The request: Copy every line of the records below that contains the string "bbox". Case is significant.

## start Exercise materials

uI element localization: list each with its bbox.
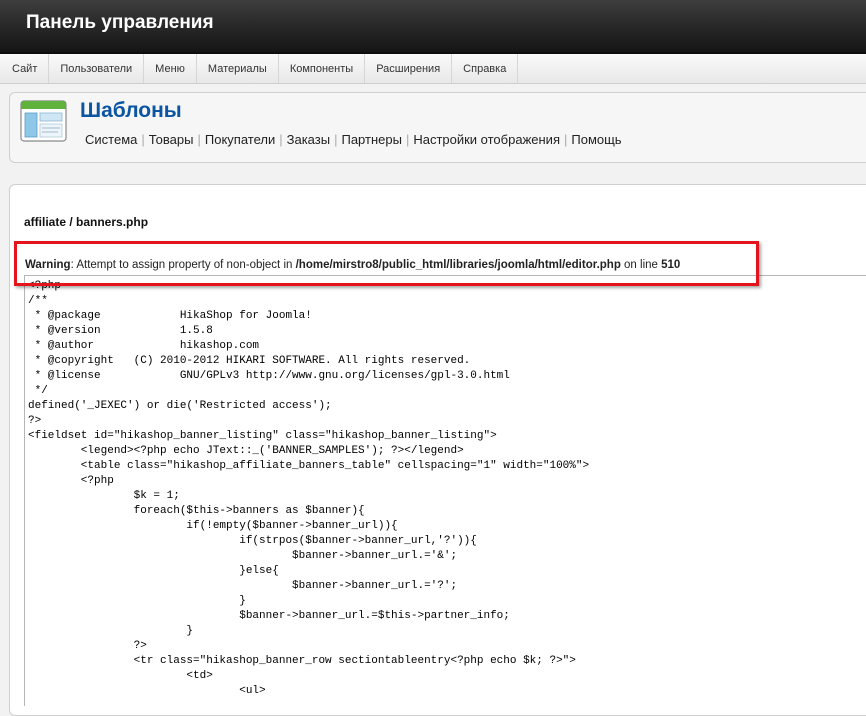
header-title: Панель управления xyxy=(26,12,214,33)
menu-item-content[interactable]: Материалы xyxy=(197,54,279,83)
templates-icon xyxy=(20,100,67,142)
code-line: <fieldset id="hikashop_banner_listing" c… xyxy=(28,430,497,442)
code-line: * @license GNU/GPLv3 http://www.gnu.org/… xyxy=(28,370,510,382)
code-line: if(strpos($banner->banner_url,'?')){ xyxy=(28,535,477,547)
code-line: $banner->banner_url.='&'; xyxy=(28,550,458,562)
code-line: foreach($this->banners as $banner){ xyxy=(28,505,365,517)
code-line: } xyxy=(28,625,194,637)
menu-item-extensions[interactable]: Расширения xyxy=(365,54,453,83)
menu-item-help[interactable]: Справка xyxy=(452,54,519,83)
menu-item-menu[interactable]: Меню xyxy=(144,54,197,83)
submenu-item-orders[interactable]: Заказы xyxy=(283,132,334,147)
code-line: /** xyxy=(28,295,48,307)
code-line: * @copyright (C) 2010-2012 HIKARI SOFTWA… xyxy=(28,355,471,367)
page-title: Шаблоны xyxy=(80,99,182,122)
code-line: <tr class="hikashop_banner_row sectionta… xyxy=(28,655,576,667)
code-line: ?> xyxy=(28,415,42,427)
code-line: defined('_JEXEC') or die('Restricted acc… xyxy=(28,400,332,412)
submenu-item-products[interactable]: Товары xyxy=(145,132,198,147)
menu-item-components[interactable]: Компоненты xyxy=(279,54,366,83)
highlight-box xyxy=(14,241,759,286)
submenu-item-system[interactable]: Система xyxy=(80,132,141,147)
submenu-item-help[interactable]: Помощь xyxy=(567,132,625,147)
code-line: <td> xyxy=(28,670,213,682)
component-submenu: Система | Товары | Покупатели | Заказы |… xyxy=(80,132,626,147)
code-line: <legend><?php echo JText::_('BANNER_SAMP… xyxy=(28,445,464,457)
submenu-item-display-settings[interactable]: Настройки отображения xyxy=(409,132,564,147)
code-line: * @version 1.5.8 xyxy=(28,325,213,337)
code-line: } xyxy=(28,595,246,607)
menu-item-users[interactable]: Пользователи xyxy=(49,54,145,83)
admin-header: Панель управления xyxy=(0,0,866,54)
code-line: $banner->banner_url.='?'; xyxy=(28,580,458,592)
submenu-item-customers[interactable]: Покупатели xyxy=(201,132,279,147)
menu-item-site[interactable]: Сайт xyxy=(2,54,50,83)
code-line: if(!empty($banner->banner_url)){ xyxy=(28,520,398,532)
code-line: }else{ xyxy=(28,565,279,577)
code-line: <table class="hikashop_affiliate_banners… xyxy=(28,460,590,472)
code-text[interactable]: <?php /** * @package HikaShop for Joomla!… xyxy=(25,276,866,699)
code-editor[interactable]: <?php /** * @package HikaShop for Joomla!… xyxy=(24,275,866,706)
code-line: $banner->banner_url.=$this->partner_info… xyxy=(28,610,510,622)
code-line: */ xyxy=(28,385,48,397)
code-line: ?> xyxy=(28,640,147,652)
code-line: <?php xyxy=(28,475,114,487)
top-menu: Сайт Пользователи Меню Материалы Компоне… xyxy=(0,54,866,84)
file-path: affiliate / banners.php xyxy=(24,215,149,229)
code-line: * @author hikashop.com xyxy=(28,340,260,352)
code-line: $k = 1; xyxy=(28,490,180,502)
submenu-item-partners[interactable]: Партнеры xyxy=(337,132,405,147)
code-line: * @package HikaShop for Joomla! xyxy=(28,310,312,322)
component-toolbar: Шаблоны Система | Товары | Покупатели | … xyxy=(9,92,866,163)
code-line: <ul> xyxy=(28,685,266,697)
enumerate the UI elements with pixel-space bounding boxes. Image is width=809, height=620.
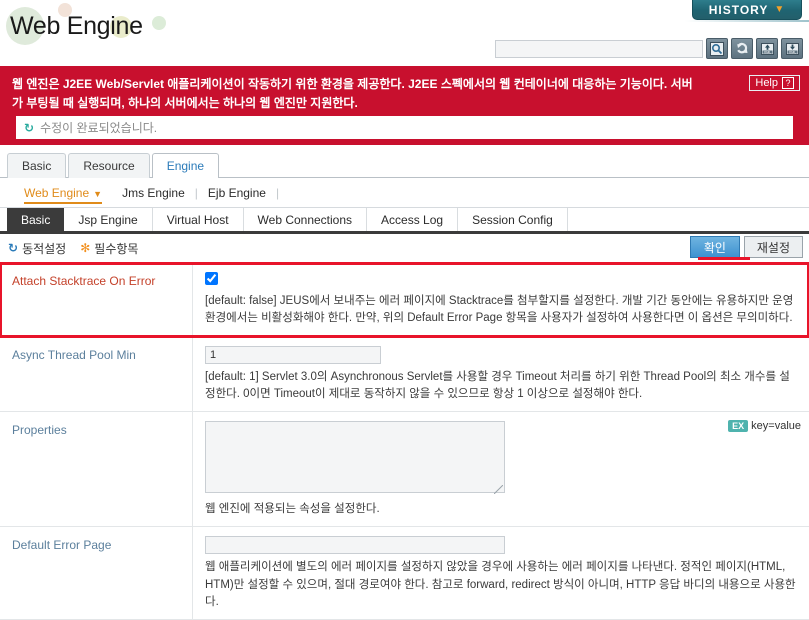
engine-tab-jsp-engine[interactable]: Jsp Engine (64, 208, 153, 232)
page-header: Web Engine HISTORY ▼ XML XML (0, 0, 809, 66)
status-message-text: 수정이 완료되었습니다. (40, 121, 158, 136)
refresh-icon[interactable] (731, 38, 753, 59)
form-description-attach-stacktrace: [default: false] JEUS에서 보내주는 에러 페이지에 Sta… (205, 295, 794, 325)
subnav-item-jms-engine[interactable]: Jms Engine (112, 186, 195, 200)
default-error-page-input[interactable] (205, 536, 505, 555)
decorative-circle (152, 16, 166, 30)
xml-export-icon[interactable]: XML (781, 38, 803, 59)
form-row-attach-stacktrace: Attach Stacktrace On Error [default: fal… (0, 262, 809, 338)
form-label-async-thread-pool-min: Async Thread Pool Min (0, 336, 193, 412)
form-description-default-error-page: 웹 애플리케이션에 별도의 에러 페이지를 설정하지 않았을 경우에 사용하는 … (205, 561, 796, 608)
description-banner: 웹 엔진은 J2EE Web/Servlet 애플리케이션이 작동하기 위한 환… (0, 66, 809, 146)
chevron-down-icon: ▼ (774, 4, 786, 15)
properties-textarea[interactable] (205, 421, 505, 494)
form-row-async-thread-pool-min: Async Thread Pool Min [default: 1] Servl… (0, 336, 809, 413)
properties-example-hint: EX key=value (728, 420, 801, 433)
example-badge: EX (728, 420, 749, 433)
engine-tab-basic[interactable]: Basic (7, 208, 65, 232)
form-description-properties: 웹 엔진에 적용되는 속성을 설정한다. (205, 503, 380, 516)
example-text: key=value (751, 420, 801, 433)
svg-text:XML: XML (763, 50, 770, 54)
confirm-button-highlight (698, 257, 750, 261)
settings-form: Attach Stacktrace On Error [default: fal… (0, 262, 809, 620)
reset-button[interactable]: 재설정 (743, 236, 803, 259)
form-label-default-error-page: Default Error Page (0, 527, 193, 620)
subnav-item-web-engine[interactable]: Web Engine ▼ (14, 185, 112, 204)
refresh-status-icon: ↻ (24, 120, 35, 135)
legend-required-label: 필수항목 (94, 241, 139, 256)
properties-textarea-wrap (205, 421, 505, 496)
svg-text:XML: XML (788, 50, 795, 54)
tab-basic[interactable]: Basic (7, 153, 67, 179)
action-buttons: 확인 재설정 (689, 236, 803, 259)
history-underline (685, 20, 809, 22)
page-title: Web Engine (10, 12, 143, 40)
history-label: HISTORY (708, 2, 769, 17)
legend-required-field: ✻ 필수항목 (80, 240, 138, 257)
attach-stacktrace-checkbox[interactable] (205, 272, 218, 286)
form-field-default-error-page: 웹 애플리케이션에 별도의 에러 페이지를 설정하지 않았을 경우에 사용하는 … (193, 527, 809, 619)
xml-import-icon[interactable]: XML (756, 38, 778, 59)
help-button[interactable]: Help ? (749, 75, 800, 91)
subnav-active-underline (24, 201, 103, 204)
legend-dynamic-setting: ↻ 동적설정 (8, 240, 66, 257)
engine-tabbar: Basic Jsp Engine Virtual Host Web Connec… (0, 208, 809, 235)
refresh-icon: ↻ (8, 241, 19, 256)
help-label: Help (755, 77, 778, 89)
subnav-item-ejb-engine[interactable]: Ejb Engine (198, 186, 276, 200)
search-icon[interactable] (706, 38, 728, 59)
legend-dynamic-label: 동적설정 (22, 241, 67, 256)
subnav-divider: | (275, 185, 280, 200)
engine-tab-access-log[interactable]: Access Log (367, 208, 459, 232)
history-button[interactable]: HISTORY ▼ (692, 0, 802, 20)
form-description-async-thread-pool-min: [default: 1] Servlet 3.0의 Asynchronous S… (205, 370, 790, 400)
form-label-properties: Properties (0, 412, 193, 527)
engine-tab-web-connections[interactable]: Web Connections (244, 208, 368, 232)
engine-subnav: Web Engine ▼ Jms Engine | Ejb Engine | (0, 178, 809, 209)
engine-tab-session-config[interactable]: Session Config (458, 208, 568, 232)
form-label-attach-stacktrace: Attach Stacktrace On Error (0, 263, 193, 336)
banner-description: 웹 엔진은 J2EE Web/Servlet 애플리케이션이 작동하기 위한 환… (12, 77, 693, 110)
form-row-properties: Properties EX key=value 웹 엔진에 적용되는 속성을 설… (0, 412, 809, 528)
asterisk-icon: ✻ (80, 241, 91, 256)
async-thread-pool-min-input[interactable] (205, 345, 381, 364)
subnav-label-web-engine: Web Engine (24, 185, 90, 200)
form-row-default-error-page: Default Error Page 웹 애플리케이션에 별도의 에러 페이지를… (0, 527, 809, 620)
tab-resource[interactable]: Resource (68, 153, 150, 179)
form-field-properties: EX key=value 웹 엔진에 적용되는 속성을 설정한다. (193, 412, 809, 526)
status-message-bar: ↻ 수정이 완료되었습니다. (16, 116, 793, 140)
form-field-async-thread-pool-min: [default: 1] Servlet 3.0의 Asynchronous S… (193, 337, 809, 412)
engine-tab-virtual-host[interactable]: Virtual Host (153, 208, 244, 232)
tab-engine[interactable]: Engine (151, 153, 220, 179)
header-toolbar: XML XML (495, 38, 803, 59)
legend-toolbar: ↻ 동적설정 ✻ 필수항목 확인 재설정 (0, 234, 809, 263)
chevron-down-icon: ▼ (93, 188, 103, 199)
search-input[interactable] (495, 39, 703, 58)
confirm-button[interactable]: 확인 (689, 236, 740, 259)
question-mark-icon: ? (782, 77, 794, 89)
main-tabstrip: Basic Resource Engine (0, 145, 809, 179)
form-field-attach-stacktrace: [default: false] JEUS에서 보내주는 에러 페이지에 Sta… (193, 263, 809, 336)
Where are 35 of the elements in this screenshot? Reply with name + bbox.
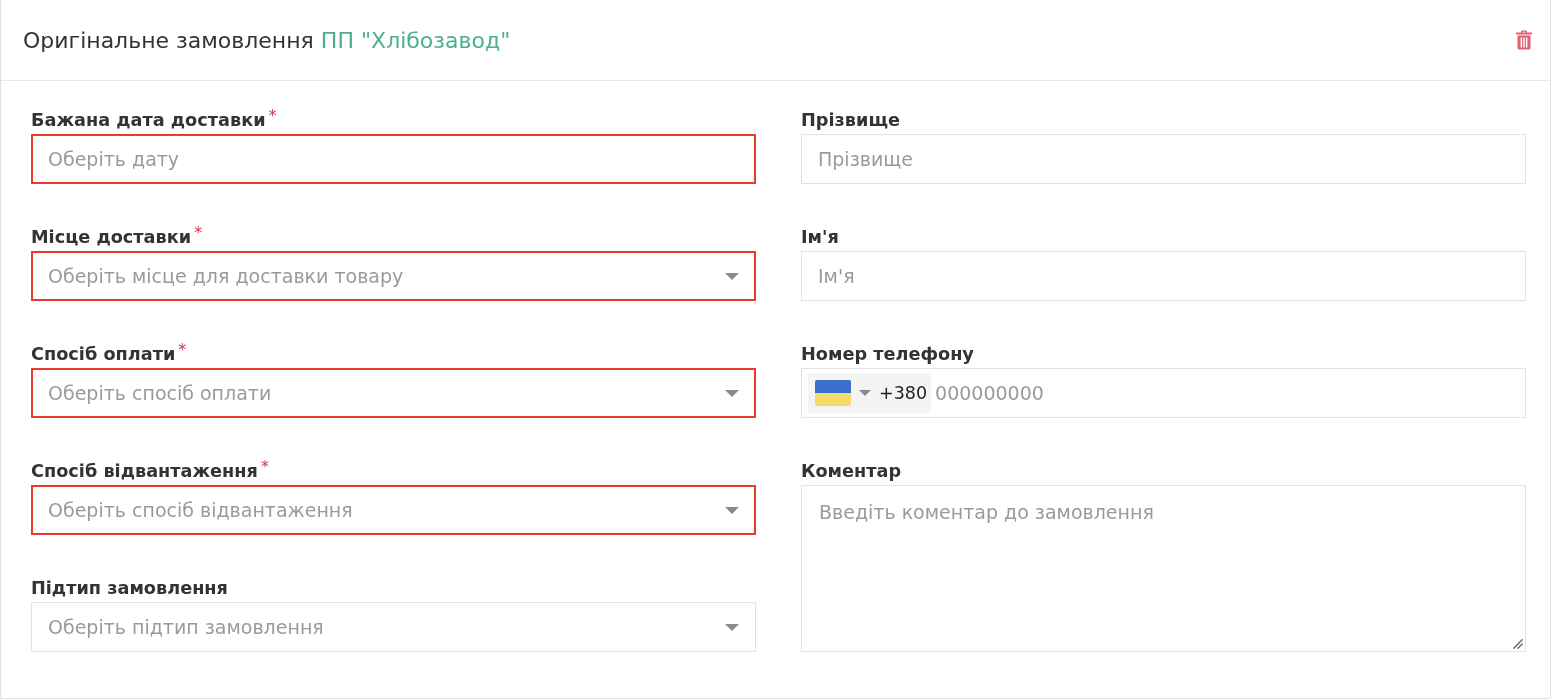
delete-button[interactable] <box>1516 30 1532 50</box>
dropdown-field[interactable]: Оберіть місце для доставки товару <box>31 251 756 301</box>
flag-icon <box>815 380 851 406</box>
dropdown-field[interactable]: Оберіть підтип замовлення <box>31 602 756 652</box>
field-label: Спосіб відвантаження <box>31 460 258 482</box>
dropdown-field[interactable]: Оберіть спосіб відвантаження <box>31 485 756 535</box>
field-label: Коментар <box>801 460 902 482</box>
field-label: Місце доставки <box>31 226 192 248</box>
text-field[interactable]: Ім'я <box>801 251 1526 301</box>
field-label: Бажана дата доставки <box>31 109 266 131</box>
phone-number-input[interactable]: 000000000 <box>935 373 1519 413</box>
caret-icon <box>725 272 739 280</box>
field-label: Ім'я <box>801 226 839 248</box>
field-label: Прізвище <box>801 109 900 131</box>
field-label: Номер телефону <box>801 343 974 365</box>
caret-icon <box>725 389 739 397</box>
order-title: Оригінальне замовлення <box>23 27 314 53</box>
company-link[interactable]: ПП "Хлібозавод" <box>320 27 511 53</box>
country-code-selector[interactable]: +380 <box>808 373 932 413</box>
required-asterisk: * <box>260 460 269 474</box>
field-label: Підтип замовлення <box>31 577 228 599</box>
resize-handle-icon[interactable] <box>1513 639 1523 649</box>
caret-icon <box>725 506 739 514</box>
field-label: Спосіб оплати <box>31 343 176 365</box>
caret-icon <box>859 390 871 396</box>
required-asterisk: * <box>268 109 277 123</box>
caret-icon <box>725 623 739 631</box>
date-field[interactable]: Оберіть дату <box>31 134 756 184</box>
text-field[interactable]: Прізвище <box>801 134 1526 184</box>
dropdown-field[interactable]: Оберіть спосіб оплати <box>31 368 756 418</box>
trash-icon <box>1516 30 1532 50</box>
comment-field[interactable]: Введіть коментар до замовлення <box>801 485 1526 652</box>
required-asterisk: * <box>194 226 203 240</box>
required-asterisk: * <box>178 343 187 357</box>
phone-field[interactable]: +380 000000000 <box>801 368 1526 418</box>
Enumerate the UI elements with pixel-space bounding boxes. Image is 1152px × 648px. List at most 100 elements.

## end Exercise materials

Full output:
uI element localization: list each with its bbox.
Where are 35 of the elements in this screenshot? Reply with name + bbox.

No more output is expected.